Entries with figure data
——————————
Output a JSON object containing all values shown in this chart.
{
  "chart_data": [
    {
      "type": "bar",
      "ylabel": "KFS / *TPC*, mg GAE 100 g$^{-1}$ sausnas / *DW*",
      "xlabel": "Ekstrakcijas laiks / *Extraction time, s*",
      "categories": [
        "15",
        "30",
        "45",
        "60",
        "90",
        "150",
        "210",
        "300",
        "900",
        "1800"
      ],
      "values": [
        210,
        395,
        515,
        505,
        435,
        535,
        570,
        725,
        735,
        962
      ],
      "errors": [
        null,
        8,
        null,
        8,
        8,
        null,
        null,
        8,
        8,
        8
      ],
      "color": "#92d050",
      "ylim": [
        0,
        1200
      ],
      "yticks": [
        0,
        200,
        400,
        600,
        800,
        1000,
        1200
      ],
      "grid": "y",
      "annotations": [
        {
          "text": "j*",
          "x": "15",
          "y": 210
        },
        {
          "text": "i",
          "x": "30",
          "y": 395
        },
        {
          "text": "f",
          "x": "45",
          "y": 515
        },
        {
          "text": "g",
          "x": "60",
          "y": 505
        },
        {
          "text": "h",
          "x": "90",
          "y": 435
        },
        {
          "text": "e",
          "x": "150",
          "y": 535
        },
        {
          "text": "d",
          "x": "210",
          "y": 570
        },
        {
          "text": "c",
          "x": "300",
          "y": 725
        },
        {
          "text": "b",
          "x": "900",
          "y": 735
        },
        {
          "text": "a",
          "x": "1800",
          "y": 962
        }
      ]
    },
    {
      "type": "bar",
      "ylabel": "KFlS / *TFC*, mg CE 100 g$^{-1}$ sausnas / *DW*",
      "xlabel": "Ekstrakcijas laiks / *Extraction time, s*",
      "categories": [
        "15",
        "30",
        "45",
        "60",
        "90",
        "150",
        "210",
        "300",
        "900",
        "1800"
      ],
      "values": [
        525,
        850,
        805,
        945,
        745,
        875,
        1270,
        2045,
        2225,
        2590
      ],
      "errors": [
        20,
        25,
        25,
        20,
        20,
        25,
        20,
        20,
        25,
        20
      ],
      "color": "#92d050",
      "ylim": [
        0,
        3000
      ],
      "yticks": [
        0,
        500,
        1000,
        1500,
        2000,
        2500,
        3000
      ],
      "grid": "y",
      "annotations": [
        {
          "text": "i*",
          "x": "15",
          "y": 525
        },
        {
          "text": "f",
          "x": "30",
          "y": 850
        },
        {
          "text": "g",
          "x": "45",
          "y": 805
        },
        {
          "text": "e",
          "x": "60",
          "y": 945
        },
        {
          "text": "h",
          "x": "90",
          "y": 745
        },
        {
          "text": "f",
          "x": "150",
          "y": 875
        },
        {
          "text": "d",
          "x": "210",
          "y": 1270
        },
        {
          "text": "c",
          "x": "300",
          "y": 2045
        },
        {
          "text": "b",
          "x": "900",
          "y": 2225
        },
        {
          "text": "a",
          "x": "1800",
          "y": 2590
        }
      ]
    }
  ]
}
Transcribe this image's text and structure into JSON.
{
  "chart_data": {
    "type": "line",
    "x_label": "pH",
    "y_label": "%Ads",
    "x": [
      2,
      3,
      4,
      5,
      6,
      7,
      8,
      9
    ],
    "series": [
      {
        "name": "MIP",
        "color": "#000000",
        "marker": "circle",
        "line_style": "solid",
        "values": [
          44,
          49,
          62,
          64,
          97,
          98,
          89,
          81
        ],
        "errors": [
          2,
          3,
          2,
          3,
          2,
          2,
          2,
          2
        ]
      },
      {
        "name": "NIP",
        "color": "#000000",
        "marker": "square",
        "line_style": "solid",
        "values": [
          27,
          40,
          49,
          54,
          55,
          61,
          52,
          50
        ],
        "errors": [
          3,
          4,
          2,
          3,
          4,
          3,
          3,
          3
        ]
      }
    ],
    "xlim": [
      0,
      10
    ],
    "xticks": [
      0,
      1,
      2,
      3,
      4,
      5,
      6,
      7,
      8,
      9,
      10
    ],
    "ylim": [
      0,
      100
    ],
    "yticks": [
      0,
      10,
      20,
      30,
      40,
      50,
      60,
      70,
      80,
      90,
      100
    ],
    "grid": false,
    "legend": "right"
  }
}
——————————
Write out again, exactly, the lines from the one holding "Transcribe this image's" through the end of the listing, with both ends included.

→ **RESPONSE BELOW**
Transcribe this image's text and structure into JSON.
{
  "chart_data": {
    "type": "line",
    "x_label": "pH",
    "y_label": "%Ads",
    "x": [
      2,
      3,
      4,
      5,
      6,
      7,
      8,
      9
    ],
    "series": [
      {
        "name": "MIP",
        "color": "#000000",
        "marker": "circle",
        "line_style": "solid",
        "values": [
          44,
          49,
          62,
          64,
          97,
          98,
          89,
          81
        ],
        "errors": [
          2,
          3,
          2,
          3,
          2,
          2,
          2,
          2
        ]
      },
      {
        "name": "NIP",
        "color": "#000000",
        "marker": "square",
        "line_style": "solid",
        "values": [
          27,
          40,
          49,
          54,
          55,
          61,
          52,
          50
        ],
        "errors": [
          3,
          4,
          2,
          3,
          4,
          3,
          3,
          3
        ]
      }
    ],
    "xlim": [
      0,
      10
    ],
    "xticks": [
      0,
      1,
      2,
      3,
      4,
      5,
      6,
      7,
      8,
      9,
      10
    ],
    "ylim": [
      0,
      100
    ],
    "yticks": [
      0,
      10,
      20,
      30,
      40,
      50,
      60,
      70,
      80,
      90,
      100
    ],
    "grid": false,
    "legend": "right"
  }
}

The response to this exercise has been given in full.